Reproduce the line that holds "What does this" together with all the lines after it up to the end of the entries.

**EXERCISE INPUTS**
● ● ● ● ● ● ●

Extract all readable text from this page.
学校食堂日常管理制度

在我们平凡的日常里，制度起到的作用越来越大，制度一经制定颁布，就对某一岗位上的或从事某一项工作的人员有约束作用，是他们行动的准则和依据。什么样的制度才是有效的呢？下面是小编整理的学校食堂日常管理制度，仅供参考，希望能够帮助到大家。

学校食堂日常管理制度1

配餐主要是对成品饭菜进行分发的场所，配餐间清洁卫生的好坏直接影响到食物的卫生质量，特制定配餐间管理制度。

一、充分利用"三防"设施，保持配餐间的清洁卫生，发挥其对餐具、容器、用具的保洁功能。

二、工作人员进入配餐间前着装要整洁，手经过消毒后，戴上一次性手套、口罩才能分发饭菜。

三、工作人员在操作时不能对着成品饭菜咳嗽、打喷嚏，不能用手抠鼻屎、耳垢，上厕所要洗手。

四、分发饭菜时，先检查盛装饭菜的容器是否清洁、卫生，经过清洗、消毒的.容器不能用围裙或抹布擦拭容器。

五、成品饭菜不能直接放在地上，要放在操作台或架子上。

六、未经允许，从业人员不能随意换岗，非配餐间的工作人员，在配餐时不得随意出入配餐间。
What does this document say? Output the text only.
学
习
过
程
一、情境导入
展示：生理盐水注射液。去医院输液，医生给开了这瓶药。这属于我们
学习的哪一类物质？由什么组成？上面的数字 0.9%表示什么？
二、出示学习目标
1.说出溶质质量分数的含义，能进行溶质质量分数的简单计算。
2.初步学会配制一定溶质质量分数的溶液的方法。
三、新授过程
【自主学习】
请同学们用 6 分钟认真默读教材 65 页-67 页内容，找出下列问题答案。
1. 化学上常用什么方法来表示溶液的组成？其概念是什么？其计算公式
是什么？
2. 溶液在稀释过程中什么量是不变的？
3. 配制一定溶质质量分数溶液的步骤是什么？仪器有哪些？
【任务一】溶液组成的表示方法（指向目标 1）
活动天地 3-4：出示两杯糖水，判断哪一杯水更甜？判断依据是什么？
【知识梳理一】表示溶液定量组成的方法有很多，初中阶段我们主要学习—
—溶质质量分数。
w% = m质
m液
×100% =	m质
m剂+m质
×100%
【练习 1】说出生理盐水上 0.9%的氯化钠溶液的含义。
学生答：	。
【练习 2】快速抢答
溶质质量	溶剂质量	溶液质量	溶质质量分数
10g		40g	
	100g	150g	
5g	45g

● ● ● ● ● ● ●

**ANSWER TO THIS TASK**
What does this document say? Output the text only.
学
习
过
程
一、情境导入
展示：生理盐水注射液。去医院输液，医生给开了这瓶药。这属于我们
学习的哪一类物质？由什么组成？上面的数字 0.9%表示什么？
二、出示学习目标
1.说出溶质质量分数的含义，能进行溶质质量分数的简单计算。
2.初步学会配制一定溶质质量分数的溶液的方法。
三、新授过程
【自主学习】
请同学们用 6 分钟认真默读教材 65 页-67 页内容，找出下列问题答案。
1. 化学上常用什么方法来表示溶液的组成？其概念是什么？其计算公式
是什么？
2. 溶液在稀释过程中什么量是不变的？
3. 配制一定溶质质量分数溶液的步骤是什么？仪器有哪些？
【任务一】溶液组成的表示方法（指向目标 1）
活动天地 3-4：出示两杯糖水，判断哪一杯水更甜？判断依据是什么？
【知识梳理一】表示溶液定量组成的方法有很多，初中阶段我们主要学习—
—溶质质量分数。
w% = m质
m液
×100% =	m质
m剂+m质
×100%
【练习 1】说出生理盐水上 0.9%的氯化钠溶液的含义。
学生答：	。
【练习 2】快速抢答
溶质质量	溶剂质量	溶液质量	溶质质量分数
10g		40g	
	100g	150g	
5g	45g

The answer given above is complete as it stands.